**What this task involves:** Pick out the lines below that contain the string "Safety" and copy them all.
________________________
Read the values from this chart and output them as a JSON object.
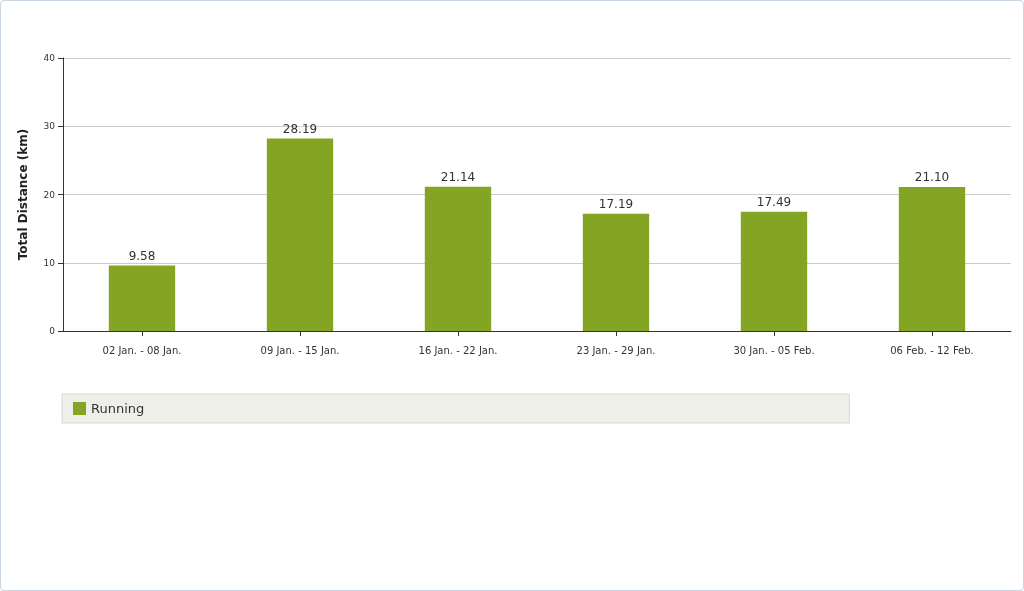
{
  "chart_data": {
    "type": "bar",
    "ylabel": "Total Distance (km)",
    "categories": [
      "02 Jan. - 08 Jan.",
      "09 Jan. - 15 Jan.",
      "16 Jan. - 22 Jan.",
      "23 Jan. - 29 Jan.",
      "30 Jan. - 05 Feb.",
      "06 Feb. - 12 Feb."
    ],
    "series": [
      {
        "name": "Running",
        "color": "#84a424",
        "values": [
          9.58,
          28.19,
          21.14,
          17.19,
          17.49,
          21.1
        ],
        "value_labels": [
          "9.58",
          "28.19",
          "21.14",
          "17.19",
          "17.49",
          "21.10"
        ]
      }
    ],
    "ylim": [
      0,
      40
    ],
    "yticks": [
      0,
      10,
      20,
      30,
      40
    ],
    "grid": "y",
    "legend": "bottom left"
  }
}
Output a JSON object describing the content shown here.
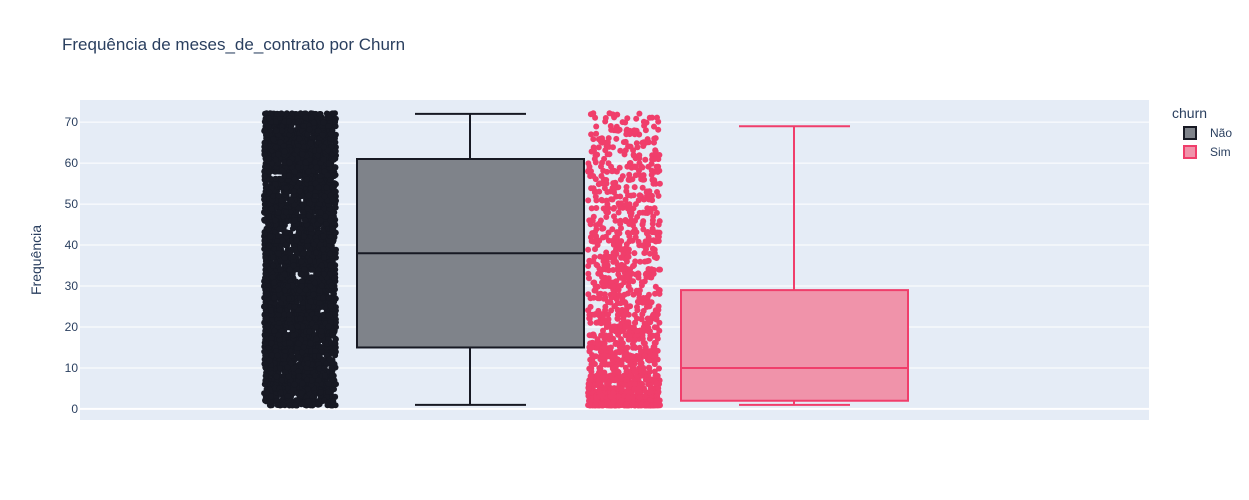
{
  "chart_data": {
    "type": "box",
    "title": "Frequência de meses_de_contrato por Churn",
    "xlabel": "",
    "ylabel": "Frequência",
    "ylim": [
      -2.7,
      75.4
    ],
    "yticks": [
      0,
      10,
      20,
      30,
      40,
      50,
      60,
      70
    ],
    "grid": true,
    "legend_title": "churn",
    "legend_position": "top-right",
    "plot_background": "#e5ecf6",
    "series": [
      {
        "name": "Não",
        "color": "#171923",
        "fill": "#7f838a",
        "points": "all",
        "lowerfence": 1,
        "q1": 15,
        "median": 38,
        "q3": 61,
        "upperfence": 72,
        "point_range": [
          1,
          72
        ],
        "point_count": 5174
      },
      {
        "name": "Sim",
        "color": "#f03e6b",
        "fill": "#f093aa",
        "points": "all",
        "lowerfence": 1,
        "q1": 2,
        "median": 10,
        "q3": 29,
        "upperfence": 69,
        "point_range": [
          1,
          72
        ],
        "point_count": 1869
      }
    ]
  }
}
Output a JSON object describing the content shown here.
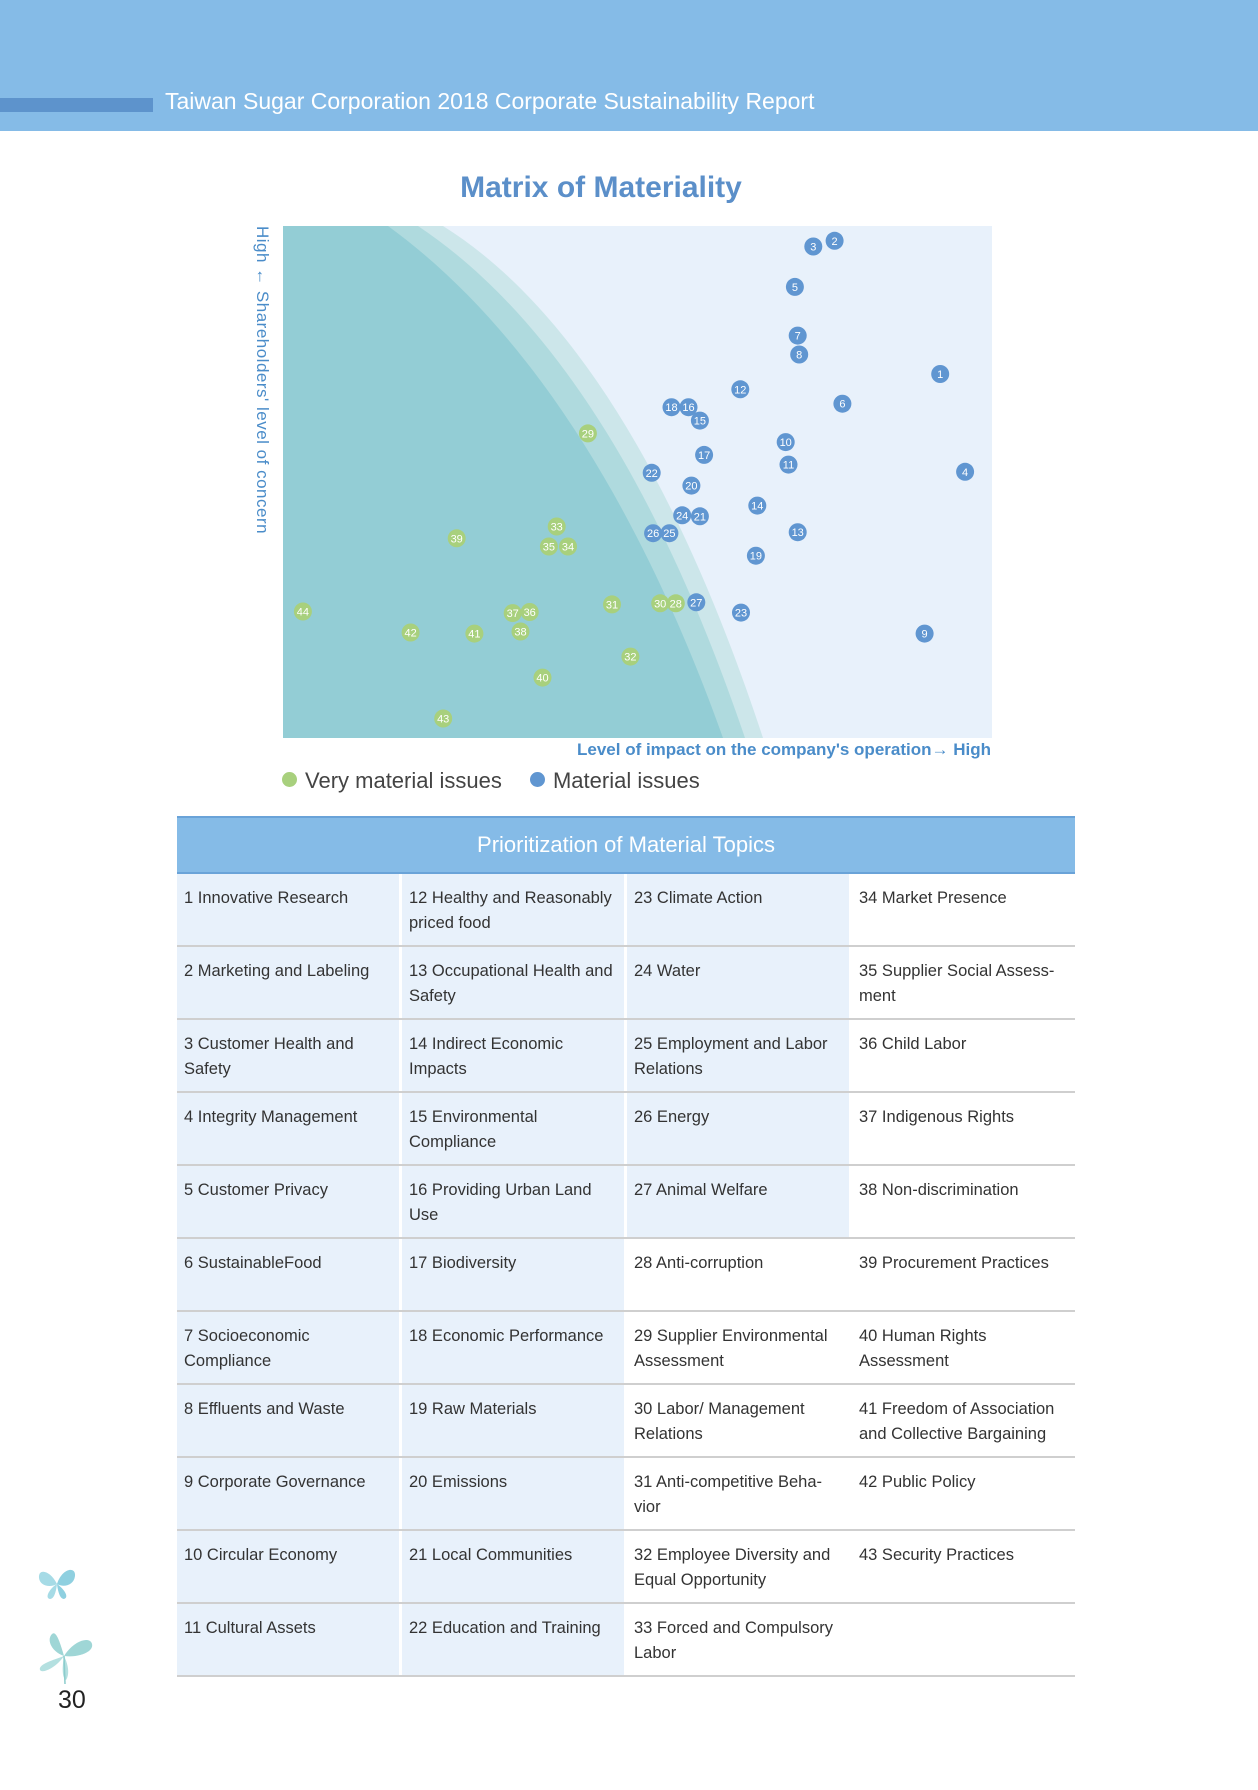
{
  "header": {
    "title": "Taiwan Sugar Corporation 2018 Corporate Sustainability Report",
    "background_color": "#85bbe7"
  },
  "chart_data": {
    "type": "scatter",
    "title": "Matrix of Materiality",
    "xlabel": "Level of impact on the company's operation→ High",
    "ylabel": "High ← Shareholders'  level of concern",
    "xlim": [
      0,
      100
    ],
    "ylim": [
      0,
      100
    ],
    "legend_position": "bottom-left",
    "series": [
      {
        "name": "Very material issues",
        "color": "#a8d07d",
        "points": [
          {
            "label": "29",
            "x": 43.0,
            "y": 59.5
          },
          {
            "label": "33",
            "x": 38.6,
            "y": 41.3
          },
          {
            "label": "34",
            "x": 40.2,
            "y": 37.4
          },
          {
            "label": "35",
            "x": 37.5,
            "y": 37.4
          },
          {
            "label": "39",
            "x": 24.5,
            "y": 39.0
          },
          {
            "label": "44",
            "x": 2.8,
            "y": 24.7
          },
          {
            "label": "42",
            "x": 18.0,
            "y": 20.6
          },
          {
            "label": "41",
            "x": 27.0,
            "y": 20.4
          },
          {
            "label": "38",
            "x": 33.5,
            "y": 20.8
          },
          {
            "label": "37",
            "x": 32.4,
            "y": 24.4
          },
          {
            "label": "36",
            "x": 34.8,
            "y": 24.6
          },
          {
            "label": "31",
            "x": 46.4,
            "y": 26.1
          },
          {
            "label": "30",
            "x": 53.2,
            "y": 26.3
          },
          {
            "label": "28",
            "x": 55.4,
            "y": 26.3
          },
          {
            "label": "32",
            "x": 49.0,
            "y": 15.9
          },
          {
            "label": "40",
            "x": 36.6,
            "y": 11.8
          },
          {
            "label": "43",
            "x": 22.6,
            "y": 3.8
          }
        ]
      },
      {
        "name": "Material issues",
        "color": "#6096d1",
        "points": [
          {
            "label": "2",
            "x": 77.8,
            "y": 97.1
          },
          {
            "label": "3",
            "x": 74.8,
            "y": 96.0
          },
          {
            "label": "5",
            "x": 72.2,
            "y": 88.1
          },
          {
            "label": "7",
            "x": 72.6,
            "y": 78.6
          },
          {
            "label": "8",
            "x": 72.8,
            "y": 74.9
          },
          {
            "label": "1",
            "x": 92.7,
            "y": 71.1
          },
          {
            "label": "12",
            "x": 64.5,
            "y": 68.1
          },
          {
            "label": "6",
            "x": 78.9,
            "y": 65.3
          },
          {
            "label": "18",
            "x": 54.8,
            "y": 64.6
          },
          {
            "label": "16",
            "x": 57.2,
            "y": 64.6
          },
          {
            "label": "15",
            "x": 58.8,
            "y": 62.0
          },
          {
            "label": "10",
            "x": 70.9,
            "y": 57.8
          },
          {
            "label": "17",
            "x": 59.4,
            "y": 55.3
          },
          {
            "label": "11",
            "x": 71.3,
            "y": 53.4
          },
          {
            "label": "4",
            "x": 96.2,
            "y": 52.0
          },
          {
            "label": "22",
            "x": 52.0,
            "y": 51.8
          },
          {
            "label": "20",
            "x": 57.6,
            "y": 49.3
          },
          {
            "label": "14",
            "x": 66.9,
            "y": 45.4
          },
          {
            "label": "24",
            "x": 56.3,
            "y": 43.5
          },
          {
            "label": "21",
            "x": 58.8,
            "y": 43.3
          },
          {
            "label": "13",
            "x": 72.6,
            "y": 40.2
          },
          {
            "label": "26",
            "x": 52.2,
            "y": 40.0
          },
          {
            "label": "25",
            "x": 54.5,
            "y": 40.0
          },
          {
            "label": "19",
            "x": 66.7,
            "y": 35.6
          },
          {
            "label": "27",
            "x": 58.3,
            "y": 26.5
          },
          {
            "label": "23",
            "x": 64.6,
            "y": 24.5
          },
          {
            "label": "9",
            "x": 90.5,
            "y": 20.4
          }
        ]
      }
    ]
  },
  "legend": [
    {
      "label": "Very material issues",
      "color": "#a8d07d"
    },
    {
      "label": "Material issues",
      "color": "#6096d1"
    }
  ],
  "table": {
    "title": "Prioritization of Material Topics",
    "rows": [
      [
        "1 Innovative Research",
        "12 Healthy and Reasonably priced food",
        "23 Climate Action",
        "34 Market Presence"
      ],
      [
        "2 Marketing and Labeling",
        "13 Occupational Health and Safety",
        "24 Water",
        "35 Supplier Social Assess-ment"
      ],
      [
        "3 Customer Health and Safety",
        "14 Indirect Economic Impacts",
        "25 Employment and Labor Relations",
        "36 Child Labor"
      ],
      [
        "4 Integrity Management",
        "15 Environmental Compliance",
        "26 Energy",
        "37 Indigenous Rights"
      ],
      [
        "5 Customer Privacy",
        "16 Providing Urban Land Use",
        "27 Animal Welfare",
        "38 Non-discrimination"
      ],
      [
        "6 SustainableFood",
        "17 Biodiversity",
        "28 Anti-corruption",
        "39 Procurement Practices"
      ],
      [
        "7 Socioeconomic Compliance",
        "18 Economic Performance",
        "29 Supplier Environmental Assessment",
        "40 Human Rights Assessment"
      ],
      [
        "8 Effluents and Waste",
        "19 Raw Materials",
        "30 Labor/ Management Relations",
        "41 Freedom of Association and Collective Bargaining"
      ],
      [
        "9 Corporate Governance",
        "20 Emissions",
        "31 Anti-competitive Beha-vior",
        "42 Public Policy"
      ],
      [
        "10 Circular Economy",
        "21 Local Communities",
        "32 Employee Diversity and Equal Opportunity",
        "43 Security Practices"
      ],
      [
        "11 Cultural Assets",
        "22 Education and Training",
        "33 Forced and Compulsory Labor",
        ""
      ]
    ]
  },
  "page_number": "30",
  "decorations": {
    "icons": [
      "butterfly-icon",
      "butterfly-icon"
    ]
  }
}
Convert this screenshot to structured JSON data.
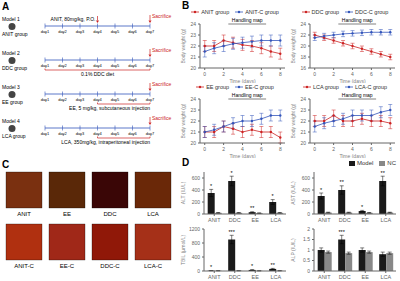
{
  "chart_data": [
    {
      "type": "timeline",
      "title": "A",
      "categories": [
        "day1",
        "day2",
        "day3",
        "day4",
        "day5",
        "day6",
        "day7"
      ],
      "color": "#3355bb",
      "annotations": [
        {
          "text": "Sacrifice",
          "at": "day7",
          "color": "#cc2222"
        }
      ],
      "rows": [
        {
          "name": "Model 1",
          "label": "ANIT group",
          "treatment": {
            "text": "ANIT, 80mg/kg, P.O.",
            "from": "day4",
            "to": "day4",
            "color": "#cc2222"
          }
        },
        {
          "name": "Model 2",
          "label": "DDC group",
          "treatment": {
            "text": "0.1% DDC diet",
            "from": "day1",
            "to": "day7",
            "color": "#cc2222"
          }
        },
        {
          "name": "Model 3",
          "label": "EE group",
          "treatment": {
            "text": "EE, 5 mg/kg, subcutaneous injection",
            "from": "day4",
            "to": "day7",
            "color": "#cc2222"
          }
        },
        {
          "name": "Model 4",
          "label": "LCA group",
          "treatment": {
            "text": "LCA, 350mg/kg, intraperitoneal injection",
            "from": "day4",
            "to": "day7",
            "color": "#cc2222"
          }
        }
      ]
    },
    {
      "type": "line",
      "title": "B",
      "charts": [
        {
          "type": "line",
          "xlabel": "Time (days)",
          "ylabel": "Body weight (g)",
          "x": [
            0,
            1,
            2,
            3,
            4,
            5,
            6,
            7,
            8
          ],
          "xlim": [
            -0.5,
            8.5
          ],
          "xticks": [
            0,
            2,
            4,
            6,
            8
          ],
          "ylim": [
            20,
            24
          ],
          "yticks": [
            20,
            21,
            22,
            23,
            24
          ],
          "error": 0.5,
          "legend": "top",
          "annotations": [
            {
              "text": "Handling map",
              "x": [
                2.5,
                6.5
              ]
            }
          ],
          "series": [
            {
              "name": "ANIT group",
              "color": "#cc2222",
              "marker": "circle",
              "values": [
                22.0,
                22.0,
                22.5,
                22.3,
                22.1,
                22.0,
                21.8,
                21.5,
                21.3
              ]
            },
            {
              "name": "ANIT-C group",
              "color": "#3355bb",
              "marker": "circle",
              "values": [
                21.5,
                21.8,
                22.0,
                22.2,
                22.3,
                22.4,
                22.5,
                22.5,
                22.5
              ]
            }
          ]
        },
        {
          "type": "line",
          "xlabel": "Time (days)",
          "ylabel": "Body weight (g)",
          "x": [
            0,
            1,
            2,
            3,
            4,
            5,
            6,
            7,
            8
          ],
          "xlim": [
            -0.5,
            8.5
          ],
          "xticks": [
            0,
            2,
            4,
            6,
            8
          ],
          "ylim": [
            16,
            24
          ],
          "yticks": [
            16,
            18,
            20,
            22,
            24
          ],
          "error": 0.5,
          "legend": "top",
          "annotations": [
            {
              "text": "Handling map",
              "x": [
                2.5,
                6.5
              ]
            }
          ],
          "series": [
            {
              "name": "DDC group",
              "color": "#cc2222",
              "marker": "circle",
              "values": [
                22.0,
                21.5,
                21.0,
                20.5,
                20.0,
                19.5,
                19.0,
                18.5,
                18.0
              ]
            },
            {
              "name": "DDC-C group",
              "color": "#3355bb",
              "marker": "circle",
              "values": [
                21.5,
                21.8,
                22.0,
                22.2,
                22.3,
                22.4,
                22.5,
                22.5,
                22.5
              ]
            }
          ]
        },
        {
          "type": "line",
          "xlabel": "Time (days)",
          "ylabel": "Body weight (g)",
          "x": [
            0,
            1,
            2,
            3,
            4,
            5,
            6,
            7,
            8
          ],
          "xlim": [
            -0.5,
            8.5
          ],
          "xticks": [
            0,
            2,
            4,
            6,
            8
          ],
          "ylim": [
            20,
            24
          ],
          "yticks": [
            20,
            21,
            22,
            23,
            24
          ],
          "error": 0.5,
          "legend": "top",
          "annotations": [
            {
              "text": "Handling map",
              "x": [
                2.5,
                6.5
              ]
            }
          ],
          "series": [
            {
              "name": "EE group",
              "color": "#cc2222",
              "marker": "circle",
              "values": [
                21.0,
                21.0,
                21.5,
                21.3,
                21.0,
                21.2,
                21.0,
                21.0,
                20.5
              ]
            },
            {
              "name": "EE-C group",
              "color": "#3355bb",
              "marker": "circle",
              "values": [
                21.0,
                21.2,
                21.5,
                21.8,
                22.0,
                22.0,
                22.2,
                22.5,
                22.5
              ]
            }
          ]
        },
        {
          "type": "line",
          "xlabel": "Time (days)",
          "ylabel": "Body weight (g)",
          "x": [
            0,
            1,
            2,
            3,
            4,
            5,
            6,
            7,
            8
          ],
          "xlim": [
            -0.5,
            8.5
          ],
          "xticks": [
            0,
            2,
            4,
            6,
            8
          ],
          "ylim": [
            20,
            24
          ],
          "yticks": [
            20,
            21,
            22,
            23,
            24
          ],
          "error": 0.5,
          "legend": "top",
          "annotations": [
            {
              "text": "Handling map",
              "x": [
                2.5,
                6.5
              ]
            }
          ],
          "series": [
            {
              "name": "LCA group",
              "color": "#cc2222",
              "marker": "circle",
              "values": [
                22.0,
                22.0,
                22.5,
                22.0,
                22.0,
                22.2,
                22.0,
                22.0,
                21.8
              ]
            },
            {
              "name": "LCA-C group",
              "color": "#3355bb",
              "marker": "circle",
              "values": [
                21.5,
                21.8,
                22.0,
                22.2,
                22.5,
                22.5,
                22.5,
                22.8,
                23.0
              ]
            }
          ]
        }
      ]
    },
    {
      "type": "swatches",
      "title": "C",
      "categories": [
        "ANIT",
        "EE",
        "DDC",
        "LCA",
        "ANIT-C",
        "EE-C",
        "DDC-C",
        "LCA-C"
      ],
      "colors": [
        "#7a3010",
        "#5a2808",
        "#3a0606",
        "#6a2808",
        "#b03010",
        "#a02818",
        "#901808",
        "#a53018"
      ]
    },
    {
      "type": "bar",
      "title": "D",
      "legend": "upper right",
      "series": [
        {
          "name": "Model",
          "color": "#1a1a1a"
        },
        {
          "name": "NC",
          "color": "#888888"
        }
      ],
      "charts": [
        {
          "type": "bar",
          "ylabel": "ALT (IU/L)",
          "categories": [
            "ANIT",
            "DDC",
            "EE",
            "LCA"
          ],
          "ylim": [
            0,
            700
          ],
          "yticks": [
            0,
            200,
            400,
            600
          ],
          "series": [
            {
              "values": [
                350,
                550,
                30,
                200
              ],
              "error": [
                60,
                80,
                8,
                40
              ],
              "annotations": [
                "*",
                "*",
                "**",
                "*"
              ]
            },
            {
              "values": [
                20,
                20,
                15,
                20
              ],
              "error": [
                5,
                5,
                4,
                5
              ]
            }
          ]
        },
        {
          "type": "bar",
          "ylabel": "AST (IU/L)",
          "categories": [
            "ANIT",
            "DDC",
            "EE",
            "LCA"
          ],
          "ylim": [
            0,
            700
          ],
          "yticks": [
            0,
            200,
            400,
            600
          ],
          "series": [
            {
              "values": [
                300,
                400,
                50,
                550
              ],
              "error": [
                50,
                70,
                10,
                80
              ],
              "annotations": [
                "*",
                "**",
                "*",
                "**"
              ]
            },
            {
              "values": [
                25,
                25,
                20,
                25
              ],
              "error": [
                5,
                5,
                5,
                5
              ]
            }
          ]
        },
        {
          "type": "bar",
          "ylabel": "TBIL (μmol/L)",
          "categories": [
            "ANIT",
            "DDC",
            "EE",
            "LCA"
          ],
          "ylim": [
            0,
            1200
          ],
          "yticks": [
            0,
            400,
            800,
            1200
          ],
          "series": [
            {
              "values": [
                10,
                900,
                30,
                60
              ],
              "error": [
                2,
                120,
                8,
                15
              ],
              "annotations": [
                "*",
                "***",
                "*",
                "**"
              ]
            },
            {
              "values": [
                8,
                8,
                6,
                8
              ],
              "error": [
                2,
                2,
                1,
                2
              ]
            }
          ]
        },
        {
          "type": "bar",
          "ylabel": "ALP (IU/L)",
          "categories": [
            "ANIT",
            "DDC",
            "EE",
            "LCA"
          ],
          "ylim": [
            0,
            2.0
          ],
          "yticks": [
            0,
            0.5,
            1,
            1.5,
            2
          ],
          "series": [
            {
              "values": [
                1.0,
                1.5,
                1.0,
                0.8
              ],
              "error": [
                0.1,
                0.2,
                0.1,
                0.1
              ],
              "annotations": [
                null,
                "***",
                null,
                null
              ]
            },
            {
              "values": [
                0.9,
                0.85,
                0.9,
                0.85
              ],
              "error": [
                0.05,
                0.05,
                0.05,
                0.05
              ]
            }
          ]
        }
      ]
    }
  ]
}
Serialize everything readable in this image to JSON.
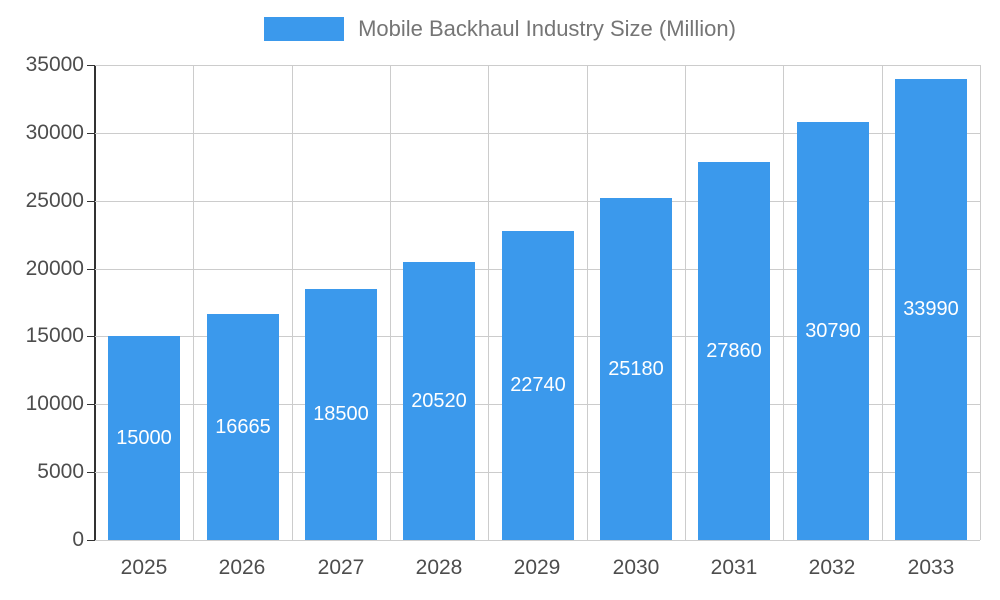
________________________
**Response for this exercise:**
        "13 Occupational Health and Safety",
        "3 Customer Health and Safety",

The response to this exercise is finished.